What is needed:
In the following material, identify every line holding the string "chelate" and return it.

⁂

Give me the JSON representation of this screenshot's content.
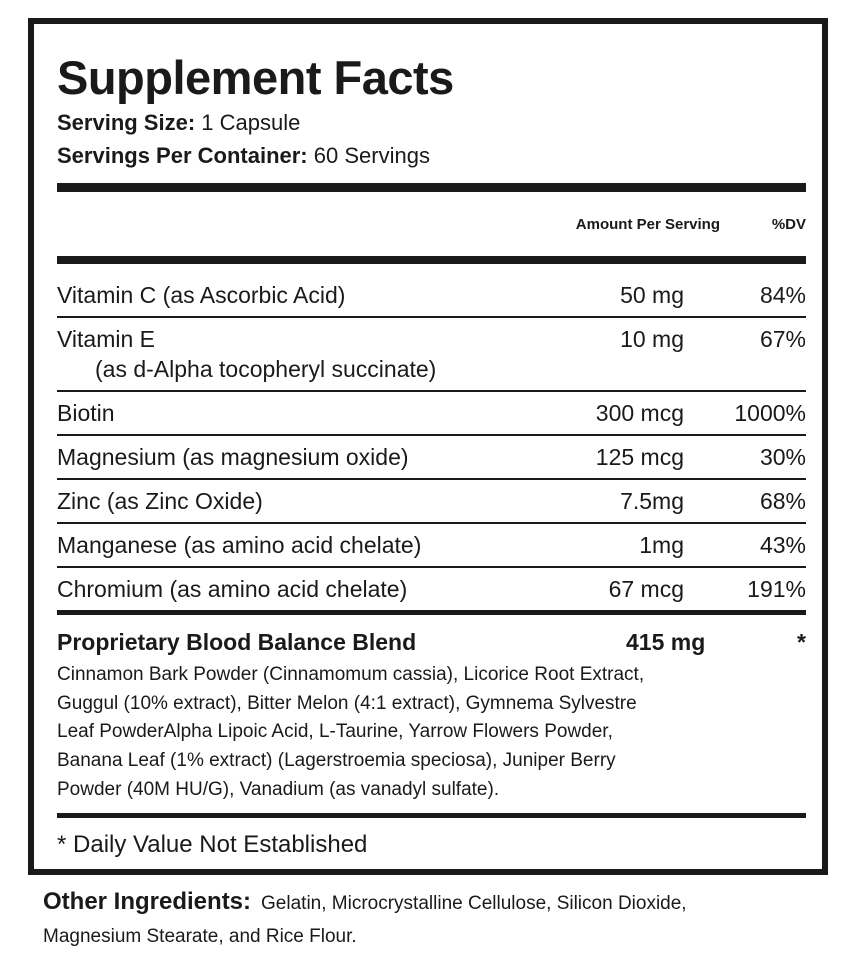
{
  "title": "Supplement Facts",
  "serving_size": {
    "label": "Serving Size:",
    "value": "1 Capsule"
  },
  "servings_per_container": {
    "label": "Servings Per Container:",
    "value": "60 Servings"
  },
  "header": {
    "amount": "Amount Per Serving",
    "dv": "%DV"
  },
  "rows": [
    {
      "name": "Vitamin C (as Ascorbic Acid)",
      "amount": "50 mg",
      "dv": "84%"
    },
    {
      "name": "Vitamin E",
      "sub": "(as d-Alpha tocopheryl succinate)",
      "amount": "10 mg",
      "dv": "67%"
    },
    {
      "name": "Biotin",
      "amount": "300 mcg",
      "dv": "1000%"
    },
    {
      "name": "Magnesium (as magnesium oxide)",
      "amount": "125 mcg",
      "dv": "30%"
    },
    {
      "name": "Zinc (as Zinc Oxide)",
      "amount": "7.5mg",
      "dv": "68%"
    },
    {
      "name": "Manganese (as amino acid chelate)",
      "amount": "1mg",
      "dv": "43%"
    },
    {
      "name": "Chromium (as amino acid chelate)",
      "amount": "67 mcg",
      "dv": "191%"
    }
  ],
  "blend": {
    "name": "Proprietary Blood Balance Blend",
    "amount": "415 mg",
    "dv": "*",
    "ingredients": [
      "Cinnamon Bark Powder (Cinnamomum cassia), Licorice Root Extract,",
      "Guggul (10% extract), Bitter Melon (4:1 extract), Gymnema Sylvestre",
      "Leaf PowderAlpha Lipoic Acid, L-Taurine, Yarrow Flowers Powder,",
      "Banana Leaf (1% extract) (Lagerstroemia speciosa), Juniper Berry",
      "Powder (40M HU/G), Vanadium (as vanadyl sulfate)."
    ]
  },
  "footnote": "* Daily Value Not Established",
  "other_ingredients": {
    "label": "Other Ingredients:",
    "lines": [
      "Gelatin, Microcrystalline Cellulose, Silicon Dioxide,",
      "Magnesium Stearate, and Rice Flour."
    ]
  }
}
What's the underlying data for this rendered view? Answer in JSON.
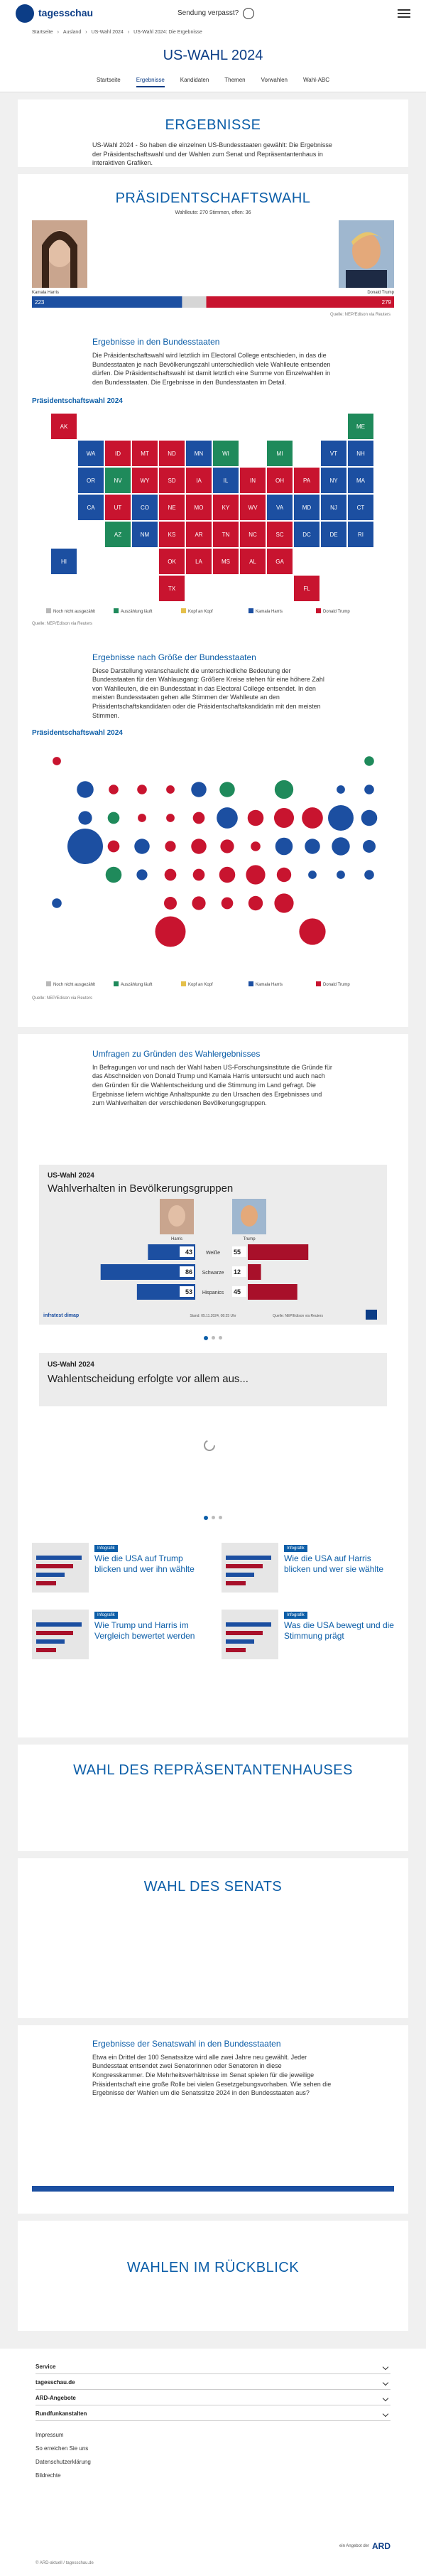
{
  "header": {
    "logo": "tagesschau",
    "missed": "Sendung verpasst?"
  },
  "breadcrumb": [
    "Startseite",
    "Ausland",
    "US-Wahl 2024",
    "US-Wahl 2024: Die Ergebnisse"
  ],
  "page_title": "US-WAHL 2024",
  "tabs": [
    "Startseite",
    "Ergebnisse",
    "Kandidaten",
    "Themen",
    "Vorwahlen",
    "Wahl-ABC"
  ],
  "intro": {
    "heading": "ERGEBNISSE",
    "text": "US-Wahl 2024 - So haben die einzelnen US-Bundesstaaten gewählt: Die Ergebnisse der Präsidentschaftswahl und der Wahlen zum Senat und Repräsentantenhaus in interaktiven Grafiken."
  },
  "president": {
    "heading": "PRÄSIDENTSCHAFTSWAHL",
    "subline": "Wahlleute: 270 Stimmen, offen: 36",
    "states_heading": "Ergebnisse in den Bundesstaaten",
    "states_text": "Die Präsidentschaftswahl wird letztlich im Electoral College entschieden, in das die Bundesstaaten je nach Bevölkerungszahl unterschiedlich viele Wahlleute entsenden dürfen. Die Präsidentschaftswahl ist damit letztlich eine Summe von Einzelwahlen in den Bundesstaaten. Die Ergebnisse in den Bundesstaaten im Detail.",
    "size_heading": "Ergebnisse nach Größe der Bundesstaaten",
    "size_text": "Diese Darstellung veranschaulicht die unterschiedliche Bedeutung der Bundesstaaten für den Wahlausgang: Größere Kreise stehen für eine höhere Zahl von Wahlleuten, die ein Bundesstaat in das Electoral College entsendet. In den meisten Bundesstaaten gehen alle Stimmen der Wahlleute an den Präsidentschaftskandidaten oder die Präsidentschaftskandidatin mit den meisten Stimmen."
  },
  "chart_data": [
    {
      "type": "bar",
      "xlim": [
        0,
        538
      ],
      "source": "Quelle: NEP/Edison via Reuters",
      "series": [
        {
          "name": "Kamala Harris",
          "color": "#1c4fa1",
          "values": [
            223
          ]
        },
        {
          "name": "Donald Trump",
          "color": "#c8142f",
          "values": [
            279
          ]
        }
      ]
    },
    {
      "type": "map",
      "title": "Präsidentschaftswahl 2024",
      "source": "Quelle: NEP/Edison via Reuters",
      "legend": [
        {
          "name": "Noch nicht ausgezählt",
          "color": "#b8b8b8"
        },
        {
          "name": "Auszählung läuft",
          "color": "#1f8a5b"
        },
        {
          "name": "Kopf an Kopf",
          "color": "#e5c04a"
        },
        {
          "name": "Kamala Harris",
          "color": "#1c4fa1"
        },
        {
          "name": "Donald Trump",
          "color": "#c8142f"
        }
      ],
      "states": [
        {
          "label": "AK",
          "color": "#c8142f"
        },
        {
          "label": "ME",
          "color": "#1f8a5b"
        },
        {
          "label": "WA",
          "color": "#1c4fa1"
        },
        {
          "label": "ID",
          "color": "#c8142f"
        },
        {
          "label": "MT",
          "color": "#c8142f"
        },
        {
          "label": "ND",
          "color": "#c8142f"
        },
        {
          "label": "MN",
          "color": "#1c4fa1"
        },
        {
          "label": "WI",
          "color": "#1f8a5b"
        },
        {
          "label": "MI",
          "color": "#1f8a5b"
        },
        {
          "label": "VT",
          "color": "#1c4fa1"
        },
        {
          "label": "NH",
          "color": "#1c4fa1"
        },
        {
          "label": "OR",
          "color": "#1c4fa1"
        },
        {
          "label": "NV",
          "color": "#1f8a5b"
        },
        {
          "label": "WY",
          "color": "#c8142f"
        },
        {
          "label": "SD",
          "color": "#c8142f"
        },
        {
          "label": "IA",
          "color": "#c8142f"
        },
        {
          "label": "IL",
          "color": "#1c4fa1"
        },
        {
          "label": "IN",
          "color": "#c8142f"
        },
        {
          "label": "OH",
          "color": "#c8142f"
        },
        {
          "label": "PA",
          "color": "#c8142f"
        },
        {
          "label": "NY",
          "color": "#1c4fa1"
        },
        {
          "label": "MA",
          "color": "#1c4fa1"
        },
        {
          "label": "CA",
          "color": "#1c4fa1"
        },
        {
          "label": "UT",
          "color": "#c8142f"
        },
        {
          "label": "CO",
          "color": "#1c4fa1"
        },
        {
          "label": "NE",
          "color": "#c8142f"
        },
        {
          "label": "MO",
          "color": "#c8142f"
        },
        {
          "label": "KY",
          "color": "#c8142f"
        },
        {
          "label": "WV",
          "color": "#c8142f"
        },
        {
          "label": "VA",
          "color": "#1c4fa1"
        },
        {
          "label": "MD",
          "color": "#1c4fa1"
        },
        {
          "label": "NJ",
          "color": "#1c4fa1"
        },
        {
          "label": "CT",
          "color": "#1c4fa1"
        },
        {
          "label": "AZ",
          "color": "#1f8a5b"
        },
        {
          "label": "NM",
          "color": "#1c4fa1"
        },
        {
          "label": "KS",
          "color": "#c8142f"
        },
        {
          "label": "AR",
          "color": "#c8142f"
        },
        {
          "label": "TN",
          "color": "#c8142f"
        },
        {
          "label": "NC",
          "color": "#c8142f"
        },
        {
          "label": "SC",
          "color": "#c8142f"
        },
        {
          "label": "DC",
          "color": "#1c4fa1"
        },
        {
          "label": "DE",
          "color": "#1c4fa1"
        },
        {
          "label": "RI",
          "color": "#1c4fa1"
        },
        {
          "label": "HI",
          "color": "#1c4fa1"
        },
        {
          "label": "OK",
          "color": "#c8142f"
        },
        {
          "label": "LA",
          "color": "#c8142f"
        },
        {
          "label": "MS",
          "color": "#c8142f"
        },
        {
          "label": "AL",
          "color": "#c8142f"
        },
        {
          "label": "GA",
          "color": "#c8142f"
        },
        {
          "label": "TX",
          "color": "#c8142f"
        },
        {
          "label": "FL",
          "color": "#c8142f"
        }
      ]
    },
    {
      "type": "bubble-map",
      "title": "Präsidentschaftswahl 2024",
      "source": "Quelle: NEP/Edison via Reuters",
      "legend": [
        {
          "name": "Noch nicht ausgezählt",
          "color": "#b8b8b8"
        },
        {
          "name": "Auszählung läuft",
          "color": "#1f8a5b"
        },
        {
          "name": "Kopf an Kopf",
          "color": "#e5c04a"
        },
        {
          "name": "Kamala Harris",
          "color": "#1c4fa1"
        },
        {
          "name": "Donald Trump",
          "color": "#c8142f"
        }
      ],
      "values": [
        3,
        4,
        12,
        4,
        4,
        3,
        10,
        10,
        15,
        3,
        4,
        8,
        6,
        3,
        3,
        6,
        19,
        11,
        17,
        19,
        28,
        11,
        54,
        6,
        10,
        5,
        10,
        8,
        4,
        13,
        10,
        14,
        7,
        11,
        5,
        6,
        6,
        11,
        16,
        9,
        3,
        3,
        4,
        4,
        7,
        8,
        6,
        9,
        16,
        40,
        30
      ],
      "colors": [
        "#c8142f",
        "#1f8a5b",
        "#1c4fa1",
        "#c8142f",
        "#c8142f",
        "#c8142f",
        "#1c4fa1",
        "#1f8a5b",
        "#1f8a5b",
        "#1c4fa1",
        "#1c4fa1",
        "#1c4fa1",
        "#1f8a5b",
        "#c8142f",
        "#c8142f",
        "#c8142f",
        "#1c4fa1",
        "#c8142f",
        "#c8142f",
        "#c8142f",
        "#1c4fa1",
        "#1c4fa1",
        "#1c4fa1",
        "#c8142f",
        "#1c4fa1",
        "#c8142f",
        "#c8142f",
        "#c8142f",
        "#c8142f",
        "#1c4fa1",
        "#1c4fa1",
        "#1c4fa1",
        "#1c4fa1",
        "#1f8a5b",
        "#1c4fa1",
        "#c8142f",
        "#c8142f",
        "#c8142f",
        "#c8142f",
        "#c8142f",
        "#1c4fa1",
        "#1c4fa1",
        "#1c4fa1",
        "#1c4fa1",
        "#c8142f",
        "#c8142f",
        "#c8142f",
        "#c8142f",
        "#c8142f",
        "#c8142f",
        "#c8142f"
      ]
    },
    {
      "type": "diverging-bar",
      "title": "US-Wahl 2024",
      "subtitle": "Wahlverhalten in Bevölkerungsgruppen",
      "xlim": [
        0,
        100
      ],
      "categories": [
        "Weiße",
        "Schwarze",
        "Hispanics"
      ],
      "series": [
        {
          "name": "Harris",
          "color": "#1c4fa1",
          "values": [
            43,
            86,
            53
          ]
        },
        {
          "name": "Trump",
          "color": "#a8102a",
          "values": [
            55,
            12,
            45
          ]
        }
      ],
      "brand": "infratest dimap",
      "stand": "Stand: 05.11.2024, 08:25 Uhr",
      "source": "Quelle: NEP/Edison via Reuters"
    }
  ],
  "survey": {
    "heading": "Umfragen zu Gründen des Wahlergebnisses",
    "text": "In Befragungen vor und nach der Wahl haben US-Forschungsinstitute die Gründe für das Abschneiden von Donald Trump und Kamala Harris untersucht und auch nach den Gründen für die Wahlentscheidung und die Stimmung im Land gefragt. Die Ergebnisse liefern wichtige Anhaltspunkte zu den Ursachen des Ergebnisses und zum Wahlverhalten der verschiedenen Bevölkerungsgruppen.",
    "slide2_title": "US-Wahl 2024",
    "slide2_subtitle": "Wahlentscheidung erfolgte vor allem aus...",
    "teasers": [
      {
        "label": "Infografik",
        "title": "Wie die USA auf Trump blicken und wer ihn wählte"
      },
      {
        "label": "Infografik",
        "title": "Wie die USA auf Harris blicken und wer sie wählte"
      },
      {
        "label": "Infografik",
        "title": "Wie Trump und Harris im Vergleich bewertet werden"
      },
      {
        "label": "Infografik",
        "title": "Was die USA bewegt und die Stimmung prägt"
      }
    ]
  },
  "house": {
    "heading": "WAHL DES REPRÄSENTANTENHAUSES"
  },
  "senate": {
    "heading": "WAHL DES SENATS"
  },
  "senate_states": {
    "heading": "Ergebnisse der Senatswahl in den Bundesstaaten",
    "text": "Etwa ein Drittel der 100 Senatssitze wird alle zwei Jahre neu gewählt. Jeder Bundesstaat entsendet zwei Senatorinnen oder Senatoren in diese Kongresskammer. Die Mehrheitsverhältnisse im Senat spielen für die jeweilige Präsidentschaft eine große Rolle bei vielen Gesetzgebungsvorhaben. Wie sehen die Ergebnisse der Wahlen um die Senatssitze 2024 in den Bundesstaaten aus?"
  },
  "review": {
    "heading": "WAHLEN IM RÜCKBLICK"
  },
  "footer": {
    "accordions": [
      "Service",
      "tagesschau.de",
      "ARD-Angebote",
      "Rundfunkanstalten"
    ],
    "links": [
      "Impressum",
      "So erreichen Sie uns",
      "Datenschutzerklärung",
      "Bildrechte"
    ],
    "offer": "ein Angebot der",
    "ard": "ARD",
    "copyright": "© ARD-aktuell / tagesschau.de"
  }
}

⁂

Final result:
      "name": "Manganese (as amino acid chelate)",
      "name": "Chromium (as amino acid chelate)",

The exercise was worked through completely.